- THE EXERCISE:
In the records that follow, locate every line with "this" and extract it.

- GIVEN ENTRIES:
— start —

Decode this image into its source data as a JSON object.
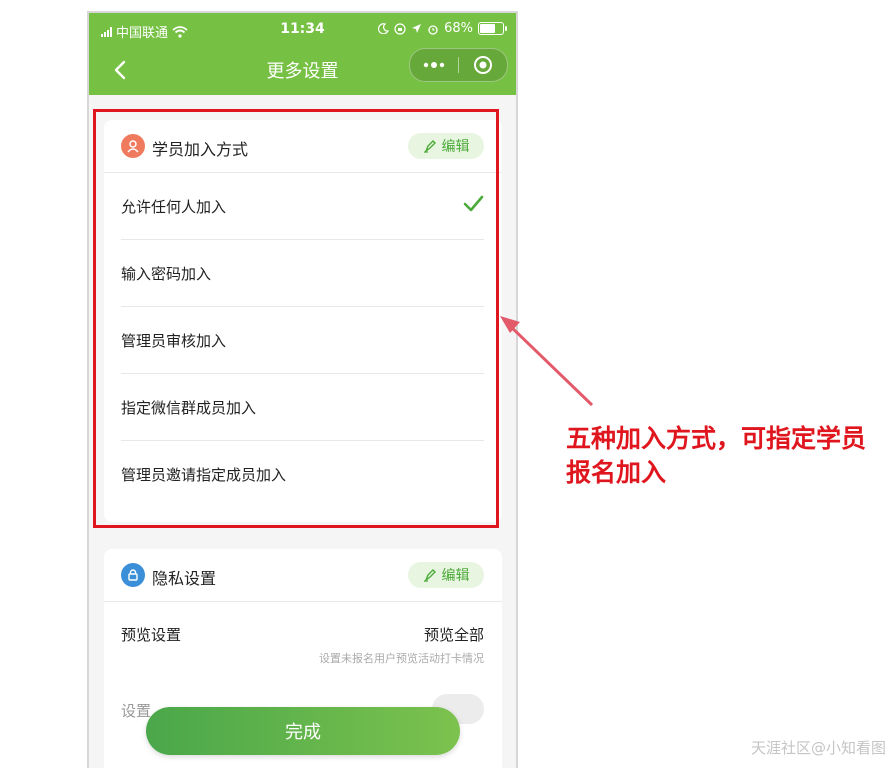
{
  "status_bar": {
    "carrier": "中国联通",
    "time": "11:34",
    "battery": "68%",
    "battery_level": 0.68
  },
  "navbar": {
    "title": "更多设置"
  },
  "join_card": {
    "title": "学员加入方式",
    "edit_label": "编辑",
    "options": [
      {
        "label": "允许任何人加入",
        "selected": true
      },
      {
        "label": "输入密码加入",
        "selected": false
      },
      {
        "label": "管理员审核加入",
        "selected": false
      },
      {
        "label": "指定微信群成员加入",
        "selected": false
      },
      {
        "label": "管理员邀请指定成员加入",
        "selected": false
      }
    ]
  },
  "privacy_card": {
    "title": "隐私设置",
    "edit_label": "编辑",
    "preview_label": "预览设置",
    "preview_value": "预览全部",
    "preview_hint": "设置未报名用户预览活动打卡情况",
    "next_label_partial": "设置"
  },
  "done_button": "完成",
  "annotation": "五种加入方式，可指定学员报名加入",
  "watermark": "天涯社区@小知看图",
  "colors": {
    "theme_green": "#76c043",
    "annotation_red": "#e0161e",
    "check_green": "#4caa3a"
  }
}
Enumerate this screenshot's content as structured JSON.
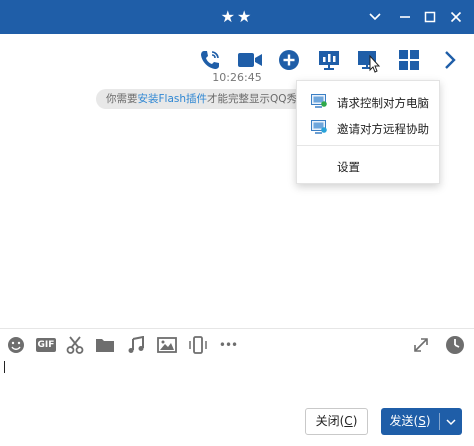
{
  "window": {
    "title": "★★"
  },
  "toolbar": {
    "icons": [
      "phone-icon",
      "video-call-icon",
      "add-icon",
      "presentation-icon",
      "remote-screen-icon",
      "apps-grid-icon",
      "chevron-right-icon"
    ]
  },
  "chat": {
    "timestamp": "10:26:45",
    "tip_prefix": "你需要",
    "tip_link": "安装Flash插件",
    "tip_suffix": "才能完整显示QQ秀"
  },
  "menu": {
    "items": [
      {
        "label": "请求控制对方电脑",
        "icon": "request-control-icon"
      },
      {
        "label": "邀请对方远程协助",
        "icon": "invite-assist-icon"
      },
      {
        "label": "设置"
      }
    ]
  },
  "input_toolbar": {
    "icons": [
      "emoji-icon",
      "gif-icon",
      "scissors-icon",
      "folder-icon",
      "music-icon",
      "image-icon",
      "shake-icon",
      "more-icon",
      "expand-icon",
      "history-clock-icon"
    ],
    "gif_label": "GIF",
    "more_label": "•••"
  },
  "buttons": {
    "close_label": "关闭(",
    "close_key": "C",
    "close_end": ")",
    "send_label": "发送(",
    "send_key": "S",
    "send_end": ")"
  },
  "colors": {
    "accent": "#1f5ea8",
    "link": "#2f87d3"
  }
}
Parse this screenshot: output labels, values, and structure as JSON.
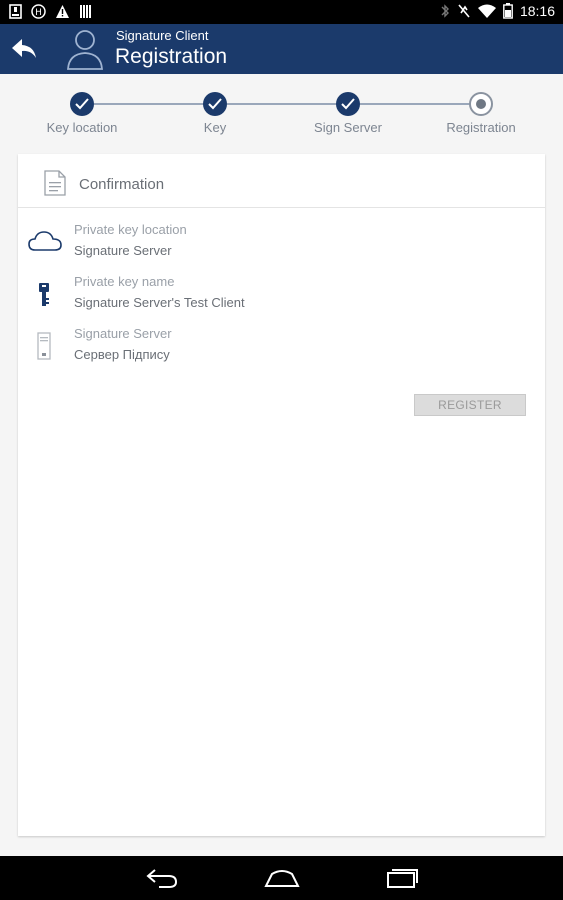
{
  "status_bar": {
    "time": "18:16",
    "left_icons": [
      "notification-download-icon",
      "notification-h-icon",
      "warning-icon",
      "barcode-icon"
    ],
    "right_icons": [
      "vibrate-icon",
      "bluetooth-off-icon",
      "wifi-icon",
      "battery-icon"
    ]
  },
  "app_bar": {
    "subtitle": "Signature Client",
    "title": "Registration",
    "accent_color": "#1b3a6b"
  },
  "stepper": {
    "steps": [
      {
        "label": "Key location",
        "state": "done"
      },
      {
        "label": "Key",
        "state": "done"
      },
      {
        "label": "Sign Server",
        "state": "done"
      },
      {
        "label": "Registration",
        "state": "current"
      }
    ]
  },
  "card": {
    "title": "Confirmation",
    "rows": [
      {
        "icon": "cloud-icon",
        "label": "Private key location",
        "value": "Signature Server"
      },
      {
        "icon": "key-icon",
        "label": "Private key name",
        "value": "Signature Server's Test Client"
      },
      {
        "icon": "server-icon",
        "label": "Signature Server",
        "value": "Сервер Підпису"
      }
    ],
    "register_label": "REGISTER"
  },
  "nav_bar": {
    "buttons": [
      "back-nav-icon",
      "home-nav-icon",
      "recents-nav-icon"
    ]
  }
}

— end —

- EXERCISE RESULT:
Decode this image into its source data as a JSON object.
Enumerate this screenshot's content as structured JSON.
Parse this screenshot: output labels, values, and structure as JSON.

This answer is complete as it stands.